%%
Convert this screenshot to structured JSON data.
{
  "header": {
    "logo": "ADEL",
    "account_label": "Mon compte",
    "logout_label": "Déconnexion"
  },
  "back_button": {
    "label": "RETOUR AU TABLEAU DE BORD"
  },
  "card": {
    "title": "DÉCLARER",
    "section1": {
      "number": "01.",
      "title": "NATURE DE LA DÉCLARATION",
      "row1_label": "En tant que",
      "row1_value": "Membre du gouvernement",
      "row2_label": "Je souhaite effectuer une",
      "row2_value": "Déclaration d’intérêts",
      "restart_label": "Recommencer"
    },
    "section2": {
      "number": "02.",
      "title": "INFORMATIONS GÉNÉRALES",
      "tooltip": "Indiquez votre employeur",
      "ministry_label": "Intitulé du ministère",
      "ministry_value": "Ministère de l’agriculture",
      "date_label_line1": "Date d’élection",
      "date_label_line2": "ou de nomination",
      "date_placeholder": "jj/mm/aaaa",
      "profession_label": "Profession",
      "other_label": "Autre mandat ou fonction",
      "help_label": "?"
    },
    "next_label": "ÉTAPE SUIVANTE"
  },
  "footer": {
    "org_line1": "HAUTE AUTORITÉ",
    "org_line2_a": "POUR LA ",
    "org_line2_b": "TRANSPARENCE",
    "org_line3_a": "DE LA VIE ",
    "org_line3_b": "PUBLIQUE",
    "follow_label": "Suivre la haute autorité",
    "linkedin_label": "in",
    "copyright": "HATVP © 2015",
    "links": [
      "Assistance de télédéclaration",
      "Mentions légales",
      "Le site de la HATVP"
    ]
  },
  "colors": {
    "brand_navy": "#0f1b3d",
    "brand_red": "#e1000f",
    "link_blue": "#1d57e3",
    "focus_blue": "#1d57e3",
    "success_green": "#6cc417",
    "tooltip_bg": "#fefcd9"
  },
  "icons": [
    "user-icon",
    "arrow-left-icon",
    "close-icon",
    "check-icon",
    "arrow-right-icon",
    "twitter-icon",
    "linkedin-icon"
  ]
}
%%
PROBLEM REQUIREMENTS: Repeat each record exactly, leaving nothing out.

EXERCISE OUTPUT:
Convert this screenshot to structured JSON data.
{
  "header": {
    "logo": "ADEL",
    "account_label": "Mon compte",
    "logout_label": "Déconnexion"
  },
  "back_button": {
    "label": "RETOUR AU TABLEAU DE BORD"
  },
  "card": {
    "title": "DÉCLARER",
    "section1": {
      "number": "01.",
      "title": "NATURE DE LA DÉCLARATION",
      "row1_label": "En tant que",
      "row1_value": "Membre du gouvernement",
      "row2_label": "Je souhaite effectuer une",
      "row2_value": "Déclaration d’intérêts",
      "restart_label": "Recommencer"
    },
    "section2": {
      "number": "02.",
      "title": "INFORMATIONS GÉNÉRALES",
      "tooltip": "Indiquez votre employeur",
      "ministry_label": "Intitulé du ministère",
      "ministry_value": "Ministère de l’agriculture",
      "date_label_line1": "Date d’élection",
      "date_label_line2": "ou de nomination",
      "date_placeholder": "jj/mm/aaaa",
      "profession_label": "Profession",
      "other_label": "Autre mandat ou fonction",
      "help_label": "?"
    },
    "next_label": "ÉTAPE SUIVANTE"
  },
  "footer": {
    "org_line1": "HAUTE AUTORITÉ",
    "org_line2_a": "POUR LA ",
    "org_line2_b": "TRANSPARENCE",
    "org_line3_a": "DE LA VIE ",
    "org_line3_b": "PUBLIQUE",
    "follow_label": "Suivre la haute autorité",
    "linkedin_label": "in",
    "copyright": "HATVP © 2015",
    "links": [
      "Assistance de télédéclaration",
      "Mentions légales",
      "Le site de la HATVP"
    ]
  },
  "colors": {
    "brand_navy": "#0f1b3d",
    "brand_red": "#e1000f",
    "link_blue": "#1d57e3",
    "focus_blue": "#1d57e3",
    "success_green": "#6cc417",
    "tooltip_bg": "#fefcd9"
  },
  "icons": [
    "user-icon",
    "arrow-left-icon",
    "close-icon",
    "check-icon",
    "arrow-right-icon",
    "twitter-icon",
    "linkedin-icon"
  ]
}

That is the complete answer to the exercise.